## Start Records for processing
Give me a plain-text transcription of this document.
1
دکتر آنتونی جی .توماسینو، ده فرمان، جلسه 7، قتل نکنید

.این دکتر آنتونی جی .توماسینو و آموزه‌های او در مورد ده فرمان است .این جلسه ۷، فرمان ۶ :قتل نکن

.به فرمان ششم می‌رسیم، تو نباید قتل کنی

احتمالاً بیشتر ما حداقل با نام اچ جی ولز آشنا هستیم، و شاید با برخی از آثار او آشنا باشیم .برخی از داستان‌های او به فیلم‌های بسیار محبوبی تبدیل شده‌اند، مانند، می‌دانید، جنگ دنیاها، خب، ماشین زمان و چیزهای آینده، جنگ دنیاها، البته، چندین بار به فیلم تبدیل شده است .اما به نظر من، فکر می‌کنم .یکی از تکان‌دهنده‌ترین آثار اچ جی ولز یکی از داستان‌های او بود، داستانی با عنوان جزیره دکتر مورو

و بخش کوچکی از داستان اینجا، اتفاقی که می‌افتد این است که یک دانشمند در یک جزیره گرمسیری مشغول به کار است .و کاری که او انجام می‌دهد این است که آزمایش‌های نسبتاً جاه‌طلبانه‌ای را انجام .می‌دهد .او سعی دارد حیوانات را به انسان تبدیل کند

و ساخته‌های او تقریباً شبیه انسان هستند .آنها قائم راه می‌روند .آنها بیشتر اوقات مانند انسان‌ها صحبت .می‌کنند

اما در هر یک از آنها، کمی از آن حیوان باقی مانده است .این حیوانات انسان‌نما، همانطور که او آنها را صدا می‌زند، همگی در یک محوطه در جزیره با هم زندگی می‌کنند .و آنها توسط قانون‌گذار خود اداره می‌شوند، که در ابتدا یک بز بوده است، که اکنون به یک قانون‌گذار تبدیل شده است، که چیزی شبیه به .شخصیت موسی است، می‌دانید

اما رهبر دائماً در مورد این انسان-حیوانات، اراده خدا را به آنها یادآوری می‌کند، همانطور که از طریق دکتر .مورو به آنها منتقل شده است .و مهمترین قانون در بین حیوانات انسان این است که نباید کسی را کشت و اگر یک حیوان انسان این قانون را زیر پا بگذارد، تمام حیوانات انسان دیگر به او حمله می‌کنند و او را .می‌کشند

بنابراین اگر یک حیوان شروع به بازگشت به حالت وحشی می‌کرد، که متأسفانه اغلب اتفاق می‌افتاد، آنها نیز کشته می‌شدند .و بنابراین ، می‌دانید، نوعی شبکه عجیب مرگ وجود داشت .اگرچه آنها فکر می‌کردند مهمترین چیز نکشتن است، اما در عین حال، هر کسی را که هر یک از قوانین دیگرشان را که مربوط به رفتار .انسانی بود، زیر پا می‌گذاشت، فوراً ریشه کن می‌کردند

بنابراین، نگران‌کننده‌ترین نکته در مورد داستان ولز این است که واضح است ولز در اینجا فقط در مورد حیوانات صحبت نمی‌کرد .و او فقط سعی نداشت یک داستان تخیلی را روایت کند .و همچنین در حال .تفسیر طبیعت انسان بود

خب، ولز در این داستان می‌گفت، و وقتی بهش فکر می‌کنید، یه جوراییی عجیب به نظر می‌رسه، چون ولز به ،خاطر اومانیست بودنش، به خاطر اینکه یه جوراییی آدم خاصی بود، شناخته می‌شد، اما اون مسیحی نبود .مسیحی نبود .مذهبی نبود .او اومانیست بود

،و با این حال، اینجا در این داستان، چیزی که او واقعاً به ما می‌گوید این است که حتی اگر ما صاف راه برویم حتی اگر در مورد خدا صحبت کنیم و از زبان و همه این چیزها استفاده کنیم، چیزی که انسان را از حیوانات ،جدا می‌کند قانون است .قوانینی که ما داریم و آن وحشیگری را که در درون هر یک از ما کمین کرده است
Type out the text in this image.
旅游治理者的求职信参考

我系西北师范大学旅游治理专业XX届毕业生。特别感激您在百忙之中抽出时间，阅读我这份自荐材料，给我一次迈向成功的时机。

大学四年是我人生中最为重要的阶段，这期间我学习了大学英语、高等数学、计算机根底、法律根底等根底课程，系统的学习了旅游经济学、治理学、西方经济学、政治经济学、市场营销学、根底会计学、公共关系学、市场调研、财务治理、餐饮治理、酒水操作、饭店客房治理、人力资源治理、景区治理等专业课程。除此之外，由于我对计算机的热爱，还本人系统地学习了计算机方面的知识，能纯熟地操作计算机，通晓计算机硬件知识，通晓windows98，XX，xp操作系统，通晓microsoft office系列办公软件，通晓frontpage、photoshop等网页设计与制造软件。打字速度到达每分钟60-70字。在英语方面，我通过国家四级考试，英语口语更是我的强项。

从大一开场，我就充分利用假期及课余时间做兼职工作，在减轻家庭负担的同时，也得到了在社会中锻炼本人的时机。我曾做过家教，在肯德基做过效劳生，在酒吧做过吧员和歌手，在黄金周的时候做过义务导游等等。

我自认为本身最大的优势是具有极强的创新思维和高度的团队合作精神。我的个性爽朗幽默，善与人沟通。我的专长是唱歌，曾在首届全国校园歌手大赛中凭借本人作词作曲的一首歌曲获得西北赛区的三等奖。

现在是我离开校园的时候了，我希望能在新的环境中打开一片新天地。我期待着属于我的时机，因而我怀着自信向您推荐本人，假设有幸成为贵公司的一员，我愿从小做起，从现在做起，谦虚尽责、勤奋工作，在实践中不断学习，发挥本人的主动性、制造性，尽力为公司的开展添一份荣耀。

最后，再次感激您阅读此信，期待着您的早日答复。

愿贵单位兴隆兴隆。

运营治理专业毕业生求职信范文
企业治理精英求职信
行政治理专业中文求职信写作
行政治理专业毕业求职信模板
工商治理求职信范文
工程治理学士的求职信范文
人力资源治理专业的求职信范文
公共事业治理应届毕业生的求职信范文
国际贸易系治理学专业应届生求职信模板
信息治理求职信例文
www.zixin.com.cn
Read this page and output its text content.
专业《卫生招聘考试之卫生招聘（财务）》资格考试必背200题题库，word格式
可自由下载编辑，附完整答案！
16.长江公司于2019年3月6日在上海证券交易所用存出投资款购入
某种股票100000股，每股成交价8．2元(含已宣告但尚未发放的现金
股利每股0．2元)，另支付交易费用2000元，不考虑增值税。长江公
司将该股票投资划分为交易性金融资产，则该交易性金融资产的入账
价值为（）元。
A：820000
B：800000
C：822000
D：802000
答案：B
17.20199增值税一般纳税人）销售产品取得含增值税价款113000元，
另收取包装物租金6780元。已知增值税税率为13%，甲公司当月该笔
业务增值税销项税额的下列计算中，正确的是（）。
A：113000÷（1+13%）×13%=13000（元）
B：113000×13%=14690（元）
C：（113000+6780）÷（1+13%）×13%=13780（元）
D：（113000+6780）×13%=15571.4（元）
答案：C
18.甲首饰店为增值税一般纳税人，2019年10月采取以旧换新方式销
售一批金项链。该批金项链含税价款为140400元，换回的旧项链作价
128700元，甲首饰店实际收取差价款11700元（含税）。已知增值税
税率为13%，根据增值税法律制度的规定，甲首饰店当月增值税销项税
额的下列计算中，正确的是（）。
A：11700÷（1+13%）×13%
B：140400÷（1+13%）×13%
## End Records for processing
Your goal ▸
For the string "شبیه", count the lines of the entries above that include it; answer with the number only.

Response below ▸
2